── INPUT DATA ──

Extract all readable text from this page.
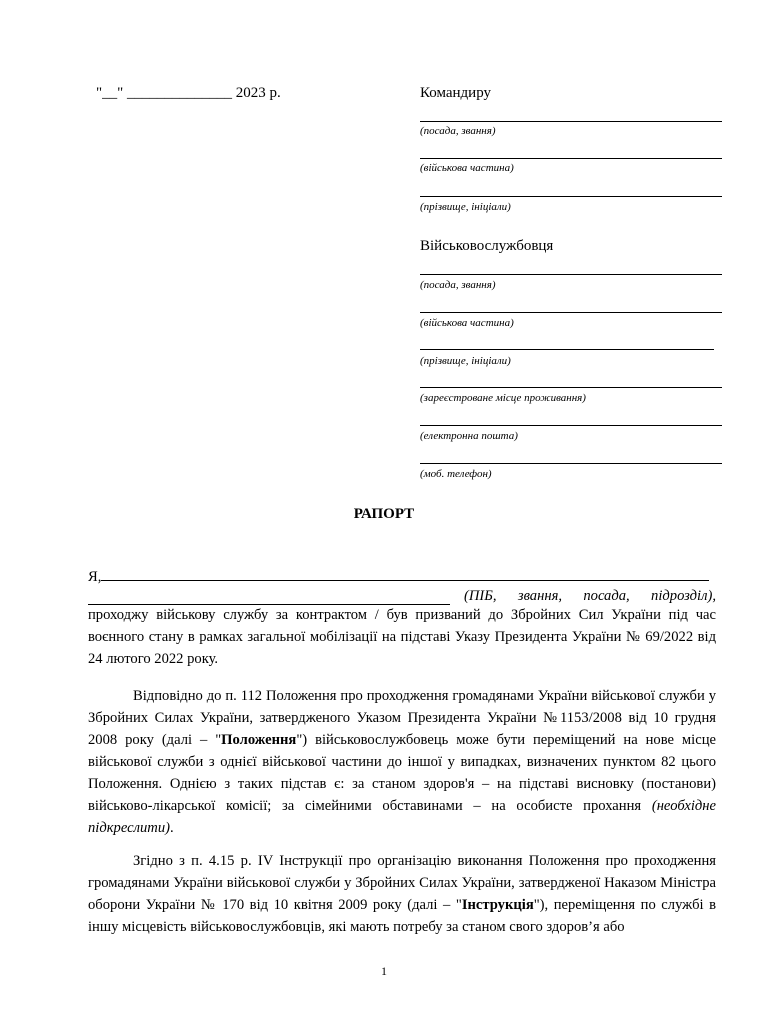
"__" ______________ 2023 р.	Командиру
(посада, звання)
(військова частина)
(прізвище, ініціали)
Військовослужбовця
(посада, звання)
(військова частина)
(прізвище, ініціали)
(зареєстроване місце проживання)
(електронна пошта)
(моб. телефон)
РАПОРТ
Я,
(ПІБ, звання, посада, підрозділ),
проходжу військову службу за контрактом / був призваний до Збройних Сил України під час воєнного стану в рамках загальної мобілізації на підставі Указу Президента України № 69/2022 від 24 лютого 2022 року.
Відповідно до п. 112 Положення про проходження громадянами України військової служби у Збройних Силах України, затвердженого Указом Президента України №1153/2008 від 10 грудня 2008 року (далі – "Положення") військовослужбовець може бути переміщений на нове місце військової служби з однієї військової частини до іншої у випадках, визначених пунктом 82 цього Положення. Однією з таких підстав є: за станом здоров'я – на підставі висновку (постанови) військово-лікарської комісії; за сімейними обставинами – на особисте прохання (необхідне підкреслити).
Згідно з п. 4.15 р. IV Інструкції про організацію виконання Положення про проходження громадянами України військової служби у Збройних Силах України, затвердженої Наказом Міністра оборони України № 170 від 10 квітня 2009 року (далі – "Інструкція"), переміщення по службі в іншу місцевість військовослужбовців, які мають потребу за станом свого здоров’я або
1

───

#### EXERCISE
Restate the full listing verbatim and drop every picture.

#### EXERCISE OUTPUT
Extract all readable text from this page.
"__" ______________ 2023 р.	Командиру
(посада, звання)
(військова частина)
(прізвище, ініціали)
Військовослужбовця
(посада, звання)
(військова частина)
(прізвище, ініціали)
(зареєстроване місце проживання)
(електронна пошта)
(моб. телефон)
РАПОРТ
Я,
(ПІБ, звання, посада, підрозділ),
проходжу військову службу за контрактом / був призваний до Збройних Сил України під час воєнного стану в рамках загальної мобілізації на підставі Указу Президента України № 69/2022 від 24 лютого 2022 року.
Відповідно до п. 112 Положення про проходження громадянами України військової служби у Збройних Силах України, затвердженого Указом Президента України №1153/2008 від 10 грудня 2008 року (далі – "Положення") військовослужбовець може бути переміщений на нове місце військової служби з однієї військової частини до іншої у випадках, визначених пунктом 82 цього Положення. Однією з таких підстав є: за станом здоров'я – на підставі висновку (постанови) військово-лікарської комісії; за сімейними обставинами – на особисте прохання (необхідне підкреслити).
Згідно з п. 4.15 р. IV Інструкції про організацію виконання Положення про проходження громадянами України військової служби у Збройних Силах України, затвердженої Наказом Міністра оборони України № 170 від 10 квітня 2009 року (далі – "Інструкція"), переміщення по службі в іншу місцевість військовослужбовців, які мають потребу за станом свого здоров’я або
1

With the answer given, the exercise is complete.